• TASK TO COMPLETE: Quote the material word for word from its first line down to and including the line that contains "parent-name-label: IMIĘ I".
----
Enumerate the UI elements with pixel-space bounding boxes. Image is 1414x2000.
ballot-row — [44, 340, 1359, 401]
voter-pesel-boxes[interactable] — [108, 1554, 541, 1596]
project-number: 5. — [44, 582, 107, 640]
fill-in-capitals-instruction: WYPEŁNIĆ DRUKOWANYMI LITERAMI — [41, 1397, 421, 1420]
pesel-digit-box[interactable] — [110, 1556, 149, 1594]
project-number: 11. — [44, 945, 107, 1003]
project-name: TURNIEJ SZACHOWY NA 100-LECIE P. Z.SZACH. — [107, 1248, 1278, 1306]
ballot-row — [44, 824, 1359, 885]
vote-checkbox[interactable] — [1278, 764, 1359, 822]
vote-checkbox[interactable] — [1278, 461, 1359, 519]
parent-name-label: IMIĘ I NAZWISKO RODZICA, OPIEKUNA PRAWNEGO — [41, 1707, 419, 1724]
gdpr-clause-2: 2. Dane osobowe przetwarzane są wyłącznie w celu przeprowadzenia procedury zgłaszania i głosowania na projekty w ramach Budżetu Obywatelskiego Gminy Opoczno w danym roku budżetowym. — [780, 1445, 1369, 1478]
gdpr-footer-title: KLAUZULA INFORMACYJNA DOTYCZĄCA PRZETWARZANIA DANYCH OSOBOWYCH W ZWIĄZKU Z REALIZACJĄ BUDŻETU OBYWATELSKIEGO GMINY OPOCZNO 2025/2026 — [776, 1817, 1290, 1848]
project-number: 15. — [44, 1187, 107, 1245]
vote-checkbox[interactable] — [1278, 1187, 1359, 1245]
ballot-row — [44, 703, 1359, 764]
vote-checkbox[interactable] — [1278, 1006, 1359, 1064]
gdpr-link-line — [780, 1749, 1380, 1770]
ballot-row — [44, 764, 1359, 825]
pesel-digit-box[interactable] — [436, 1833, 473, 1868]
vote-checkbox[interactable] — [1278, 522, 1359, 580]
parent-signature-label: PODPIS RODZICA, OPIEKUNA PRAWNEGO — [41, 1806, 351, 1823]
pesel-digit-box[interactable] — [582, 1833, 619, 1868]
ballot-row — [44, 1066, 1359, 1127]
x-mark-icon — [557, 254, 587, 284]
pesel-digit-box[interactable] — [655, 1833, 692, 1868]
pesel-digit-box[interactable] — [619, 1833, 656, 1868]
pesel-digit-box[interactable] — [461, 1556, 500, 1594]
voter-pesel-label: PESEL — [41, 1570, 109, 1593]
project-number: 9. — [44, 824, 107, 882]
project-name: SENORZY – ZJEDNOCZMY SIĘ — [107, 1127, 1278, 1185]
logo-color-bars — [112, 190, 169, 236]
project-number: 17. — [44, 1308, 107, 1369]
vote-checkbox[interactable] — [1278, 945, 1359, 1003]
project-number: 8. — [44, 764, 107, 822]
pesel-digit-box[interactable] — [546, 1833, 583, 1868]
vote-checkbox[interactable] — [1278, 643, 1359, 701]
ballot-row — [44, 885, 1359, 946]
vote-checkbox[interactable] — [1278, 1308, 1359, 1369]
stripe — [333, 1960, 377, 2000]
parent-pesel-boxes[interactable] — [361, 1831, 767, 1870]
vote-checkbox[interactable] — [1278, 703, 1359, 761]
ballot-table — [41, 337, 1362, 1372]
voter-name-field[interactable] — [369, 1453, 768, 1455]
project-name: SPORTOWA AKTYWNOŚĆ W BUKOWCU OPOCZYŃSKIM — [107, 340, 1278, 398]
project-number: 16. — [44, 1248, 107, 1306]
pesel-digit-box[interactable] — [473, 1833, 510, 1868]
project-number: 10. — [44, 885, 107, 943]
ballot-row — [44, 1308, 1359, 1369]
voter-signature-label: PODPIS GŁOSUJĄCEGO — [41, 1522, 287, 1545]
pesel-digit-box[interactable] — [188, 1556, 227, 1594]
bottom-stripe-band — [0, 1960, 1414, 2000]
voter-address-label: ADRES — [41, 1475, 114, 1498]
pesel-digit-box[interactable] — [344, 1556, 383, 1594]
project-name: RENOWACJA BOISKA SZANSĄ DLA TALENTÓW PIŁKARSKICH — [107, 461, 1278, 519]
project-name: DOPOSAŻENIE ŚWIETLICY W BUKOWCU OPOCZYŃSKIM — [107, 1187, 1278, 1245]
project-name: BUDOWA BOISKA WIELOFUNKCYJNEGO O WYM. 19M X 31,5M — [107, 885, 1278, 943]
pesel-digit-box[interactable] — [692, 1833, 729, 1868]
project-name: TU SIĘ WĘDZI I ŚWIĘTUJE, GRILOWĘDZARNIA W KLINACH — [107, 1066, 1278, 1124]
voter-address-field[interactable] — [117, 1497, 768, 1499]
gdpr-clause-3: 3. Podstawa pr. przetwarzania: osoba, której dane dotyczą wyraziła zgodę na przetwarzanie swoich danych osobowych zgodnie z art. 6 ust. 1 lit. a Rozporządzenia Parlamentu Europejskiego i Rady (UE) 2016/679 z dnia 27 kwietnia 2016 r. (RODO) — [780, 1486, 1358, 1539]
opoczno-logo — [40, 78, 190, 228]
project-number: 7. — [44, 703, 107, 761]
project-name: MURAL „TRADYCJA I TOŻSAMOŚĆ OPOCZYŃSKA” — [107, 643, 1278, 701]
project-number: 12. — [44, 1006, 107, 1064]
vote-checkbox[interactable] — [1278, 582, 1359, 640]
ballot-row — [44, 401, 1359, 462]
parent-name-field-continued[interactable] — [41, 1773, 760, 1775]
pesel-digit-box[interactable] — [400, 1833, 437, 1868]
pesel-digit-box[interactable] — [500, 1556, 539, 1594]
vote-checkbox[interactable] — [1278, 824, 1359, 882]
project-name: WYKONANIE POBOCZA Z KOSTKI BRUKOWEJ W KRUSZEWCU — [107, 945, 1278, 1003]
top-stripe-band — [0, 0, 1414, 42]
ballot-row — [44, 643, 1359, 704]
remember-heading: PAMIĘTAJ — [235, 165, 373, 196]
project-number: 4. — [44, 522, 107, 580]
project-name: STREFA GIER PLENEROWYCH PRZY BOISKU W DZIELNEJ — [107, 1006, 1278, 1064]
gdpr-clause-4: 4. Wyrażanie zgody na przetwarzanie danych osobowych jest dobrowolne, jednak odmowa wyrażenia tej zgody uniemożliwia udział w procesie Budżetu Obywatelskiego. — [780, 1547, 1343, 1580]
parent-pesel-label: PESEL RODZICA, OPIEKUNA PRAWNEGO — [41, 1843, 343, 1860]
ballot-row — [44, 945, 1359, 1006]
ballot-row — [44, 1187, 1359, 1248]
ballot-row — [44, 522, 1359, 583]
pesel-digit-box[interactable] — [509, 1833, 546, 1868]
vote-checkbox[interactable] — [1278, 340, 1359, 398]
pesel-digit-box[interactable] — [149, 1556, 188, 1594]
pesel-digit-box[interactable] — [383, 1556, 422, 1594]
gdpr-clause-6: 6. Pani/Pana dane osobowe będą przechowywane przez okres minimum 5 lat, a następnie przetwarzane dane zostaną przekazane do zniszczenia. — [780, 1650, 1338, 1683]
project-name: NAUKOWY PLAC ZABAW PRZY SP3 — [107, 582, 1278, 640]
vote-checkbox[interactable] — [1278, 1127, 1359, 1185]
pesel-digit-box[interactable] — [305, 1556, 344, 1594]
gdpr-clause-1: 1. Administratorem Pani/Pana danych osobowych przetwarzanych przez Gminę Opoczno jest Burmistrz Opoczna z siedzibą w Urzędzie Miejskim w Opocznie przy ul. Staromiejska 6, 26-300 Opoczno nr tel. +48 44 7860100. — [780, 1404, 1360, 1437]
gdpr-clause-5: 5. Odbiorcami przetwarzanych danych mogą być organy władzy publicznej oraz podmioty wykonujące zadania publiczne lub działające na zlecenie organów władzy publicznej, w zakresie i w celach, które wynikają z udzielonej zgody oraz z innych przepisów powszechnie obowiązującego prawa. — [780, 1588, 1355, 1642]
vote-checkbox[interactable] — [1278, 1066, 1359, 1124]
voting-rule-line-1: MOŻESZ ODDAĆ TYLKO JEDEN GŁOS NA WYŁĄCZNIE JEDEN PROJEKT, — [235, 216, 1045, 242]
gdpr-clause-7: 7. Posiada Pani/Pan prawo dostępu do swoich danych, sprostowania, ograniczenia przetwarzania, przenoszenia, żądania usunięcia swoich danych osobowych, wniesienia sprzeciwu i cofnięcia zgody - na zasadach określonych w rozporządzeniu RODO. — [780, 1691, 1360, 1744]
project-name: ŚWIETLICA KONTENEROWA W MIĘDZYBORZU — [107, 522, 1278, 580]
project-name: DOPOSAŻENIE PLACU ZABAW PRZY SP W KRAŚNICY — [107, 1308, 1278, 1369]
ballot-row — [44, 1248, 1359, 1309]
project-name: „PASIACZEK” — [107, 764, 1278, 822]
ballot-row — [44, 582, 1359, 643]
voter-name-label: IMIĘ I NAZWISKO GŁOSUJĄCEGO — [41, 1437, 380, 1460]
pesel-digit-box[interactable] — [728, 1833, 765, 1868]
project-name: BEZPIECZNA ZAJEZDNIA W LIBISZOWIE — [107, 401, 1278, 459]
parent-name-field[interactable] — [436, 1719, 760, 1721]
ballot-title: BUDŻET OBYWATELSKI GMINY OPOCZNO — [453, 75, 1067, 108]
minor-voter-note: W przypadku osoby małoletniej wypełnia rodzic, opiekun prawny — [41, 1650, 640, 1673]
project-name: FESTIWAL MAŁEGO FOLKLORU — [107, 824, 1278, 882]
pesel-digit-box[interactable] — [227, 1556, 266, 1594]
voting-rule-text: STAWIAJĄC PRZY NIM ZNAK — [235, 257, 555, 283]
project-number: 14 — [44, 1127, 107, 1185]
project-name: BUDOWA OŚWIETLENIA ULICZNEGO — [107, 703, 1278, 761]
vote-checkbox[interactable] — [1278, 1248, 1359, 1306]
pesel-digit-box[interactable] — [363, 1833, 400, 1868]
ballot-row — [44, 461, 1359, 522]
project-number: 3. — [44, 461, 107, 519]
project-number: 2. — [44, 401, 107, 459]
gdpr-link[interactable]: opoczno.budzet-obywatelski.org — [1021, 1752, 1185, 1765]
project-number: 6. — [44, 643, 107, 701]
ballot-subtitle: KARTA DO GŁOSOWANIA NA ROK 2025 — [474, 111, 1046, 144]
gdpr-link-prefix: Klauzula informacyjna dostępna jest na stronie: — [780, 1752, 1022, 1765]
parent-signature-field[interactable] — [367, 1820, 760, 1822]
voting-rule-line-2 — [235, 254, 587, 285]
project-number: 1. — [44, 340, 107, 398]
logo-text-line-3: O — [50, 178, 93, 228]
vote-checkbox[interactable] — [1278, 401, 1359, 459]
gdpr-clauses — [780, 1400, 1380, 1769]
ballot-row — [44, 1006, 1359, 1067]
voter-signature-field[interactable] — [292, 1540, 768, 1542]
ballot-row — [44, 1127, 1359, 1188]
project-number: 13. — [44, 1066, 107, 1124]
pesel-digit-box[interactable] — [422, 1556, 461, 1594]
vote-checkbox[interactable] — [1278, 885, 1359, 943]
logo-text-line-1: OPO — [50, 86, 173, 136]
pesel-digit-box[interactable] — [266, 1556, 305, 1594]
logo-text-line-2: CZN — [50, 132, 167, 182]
----
• WRITTEN RESPONSE:
Enumerate the UI elements with pixel-space bounding boxes. Image is 1414x2000.
ballot-row — [44, 340, 1359, 401]
voter-pesel-boxes[interactable] — [108, 1554, 541, 1596]
project-number: 5. — [44, 582, 107, 640]
fill-in-capitals-instruction: WYPEŁNIĆ DRUKOWANYMI LITERAMI — [41, 1397, 421, 1420]
pesel-digit-box[interactable] — [110, 1556, 149, 1594]
project-number: 11. — [44, 945, 107, 1003]
project-name: TURNIEJ SZACHOWY NA 100-LECIE P. Z.SZACH. — [107, 1248, 1278, 1306]
ballot-row — [44, 824, 1359, 885]
vote-checkbox[interactable] — [1278, 764, 1359, 822]
vote-checkbox[interactable] — [1278, 461, 1359, 519]
parent-name-label: IMIĘ I NAZWISKO RODZICA, OPIEKUNA PRAWNEGO — [41, 1707, 419, 1724]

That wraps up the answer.